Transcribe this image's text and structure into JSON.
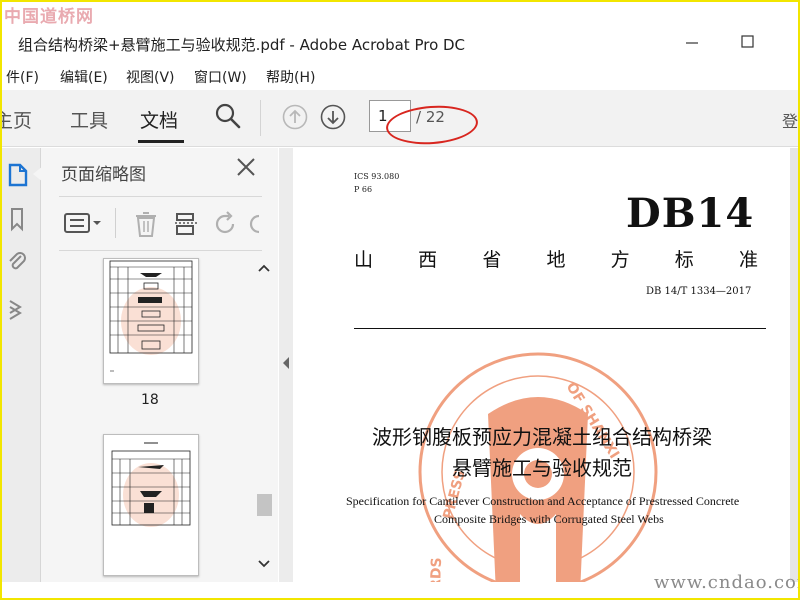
{
  "watermark": {
    "top": "中国道桥网",
    "bottom": "www.cndao.com"
  },
  "window": {
    "title": "组合结构桥梁+悬臂施工与验收规范.pdf - Adobe Acrobat Pro DC"
  },
  "menu": {
    "items": [
      "件(F)",
      "编辑(E)",
      "视图(V)",
      "窗口(W)",
      "帮助(H)"
    ]
  },
  "toolbar": {
    "tabs": [
      "主页",
      "工具",
      "文档"
    ],
    "active_tab": "文档",
    "page_current": "1",
    "page_total": "/ 22",
    "right_cut_text": "登"
  },
  "panel": {
    "title": "页面缩略图",
    "thumbnails": [
      {
        "label": "18"
      }
    ]
  },
  "document": {
    "ics": "ICS 93.080",
    "p": "P 66",
    "code": "DB14",
    "province_chars": [
      "山",
      "西",
      "省",
      "地",
      "方",
      "标",
      "准"
    ],
    "standard_no": "DB 14/T 1334—2017",
    "title_cn_line1": "波形钢腹板预应力混凝土组合结构桥梁",
    "title_cn_line2": "悬臂施工与验收规范",
    "title_en_line1": "Specification for Cantilever Construction and Acceptance of   Prestressed Concrete",
    "title_en_line2": "Composite Bridges with Corrugated Steel Webs",
    "seal_text_upper": "OF SHANXI",
    "seal_text_left": "PRESS",
    "seal_text_lower": "RDS"
  },
  "colors": {
    "accent_oval": "#d8261f",
    "seal": "#f0a080",
    "frame": "#f2e600"
  }
}
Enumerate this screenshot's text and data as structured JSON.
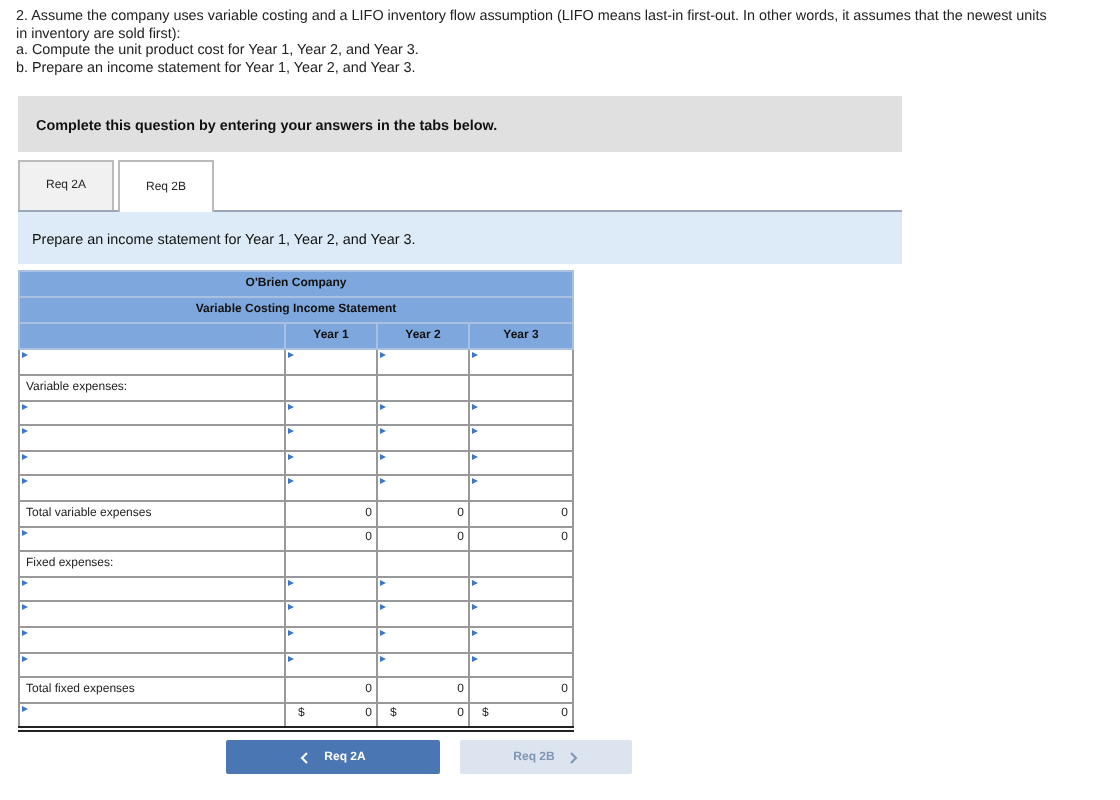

□ □ □ □ □ □ □

WHAT IS ASKED =>
Report the number of lines that include the string "JSON"; return nothing but the count.

FINAL ANSWER =>
2